▸ Provided material:
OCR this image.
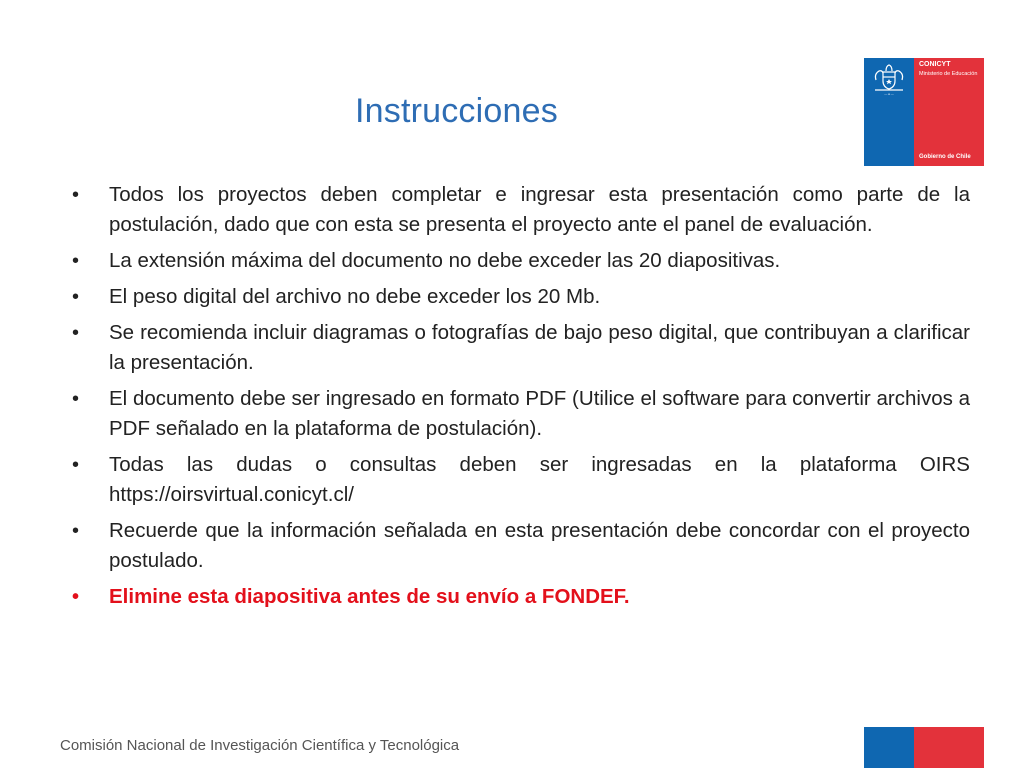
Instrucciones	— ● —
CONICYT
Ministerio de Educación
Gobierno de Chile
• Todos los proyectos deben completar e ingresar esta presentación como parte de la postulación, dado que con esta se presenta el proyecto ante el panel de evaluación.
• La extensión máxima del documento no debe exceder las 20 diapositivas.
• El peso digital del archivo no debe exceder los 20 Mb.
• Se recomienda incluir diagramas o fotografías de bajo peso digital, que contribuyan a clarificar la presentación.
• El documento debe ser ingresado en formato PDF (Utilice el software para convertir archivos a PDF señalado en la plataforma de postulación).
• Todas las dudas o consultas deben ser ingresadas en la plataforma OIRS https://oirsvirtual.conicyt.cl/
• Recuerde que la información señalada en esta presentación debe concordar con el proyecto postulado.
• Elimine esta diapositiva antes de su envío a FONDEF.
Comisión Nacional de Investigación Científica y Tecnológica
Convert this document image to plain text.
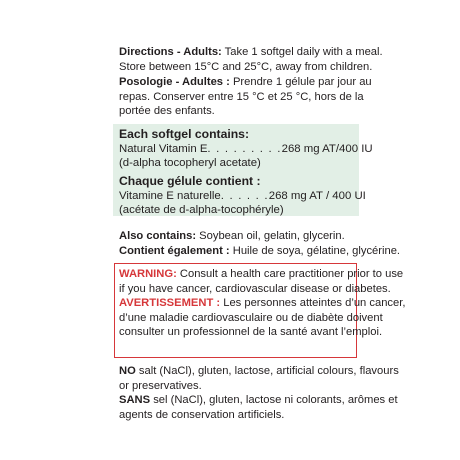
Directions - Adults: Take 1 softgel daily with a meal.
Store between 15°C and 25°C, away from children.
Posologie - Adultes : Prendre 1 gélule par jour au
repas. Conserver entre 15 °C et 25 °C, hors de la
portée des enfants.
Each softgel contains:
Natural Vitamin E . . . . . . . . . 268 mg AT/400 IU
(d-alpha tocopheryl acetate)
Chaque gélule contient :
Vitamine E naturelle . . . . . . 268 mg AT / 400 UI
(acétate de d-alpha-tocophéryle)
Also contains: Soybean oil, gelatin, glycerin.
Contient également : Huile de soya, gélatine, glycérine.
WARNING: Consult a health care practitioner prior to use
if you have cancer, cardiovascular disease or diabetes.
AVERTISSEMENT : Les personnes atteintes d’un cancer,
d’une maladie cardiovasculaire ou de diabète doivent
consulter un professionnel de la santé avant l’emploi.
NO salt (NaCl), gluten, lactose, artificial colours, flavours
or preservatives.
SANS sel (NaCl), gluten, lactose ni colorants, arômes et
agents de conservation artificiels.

▸ What you should do:
Print out the whole of the material word for word, without pictures.

▸ Answer below:
OCR this image.
Instrucciones	— ● —
CONICYT
Ministerio de Educación
Gobierno de Chile
• Todos los proyectos deben completar e ingresar esta presentación como parte de la postulación, dado que con esta se presenta el proyecto ante el panel de evaluación.
• La extensión máxima del documento no debe exceder las 20 diapositivas.
• El peso digital del archivo no debe exceder los 20 Mb.
• Se recomienda incluir diagramas o fotografías de bajo peso digital, que contribuyan a clarificar la presentación.
• El documento debe ser ingresado en formato PDF (Utilice el software para convertir archivos a PDF señalado en la plataforma de postulación).
• Todas las dudas o consultas deben ser ingresadas en la plataforma OIRS https://oirsvirtual.conicyt.cl/
• Recuerde que la información señalada en esta presentación debe concordar con el proyecto postulado.
• Elimine esta diapositiva antes de su envío a FONDEF.
Comisión Nacional de Investigación Científica y Tecnológica
Convert this document image to plain text.
Directions - Adults: Take 1 softgel daily with a meal.
Store between 15°C and 25°C, away from children.
Posologie - Adultes : Prendre 1 gélule par jour au
repas. Conserver entre 15 °C et 25 °C, hors de la
portée des enfants.
Each softgel contains:
Natural Vitamin E . . . . . . . . . 268 mg AT/400 IU
(d-alpha tocopheryl acetate)
Chaque gélule contient :
Vitamine E naturelle . . . . . . 268 mg AT / 400 UI
(acétate de d-alpha-tocophéryle)
Also contains: Soybean oil, gelatin, glycerin.
Contient également : Huile de soya, gélatine, glycérine.
WARNING: Consult a health care practitioner prior to use
if you have cancer, cardiovascular disease or diabetes.
AVERTISSEMENT : Les personnes atteintes d’un cancer,
d’une maladie cardiovasculaire ou de diabète doivent
consulter un professionnel de la santé avant l’emploi.
NO salt (NaCl), gluten, lactose, artificial colours, flavours
or preservatives.
SANS sel (NaCl), gluten, lactose ni colorants, arômes et
agents de conservation artificiels.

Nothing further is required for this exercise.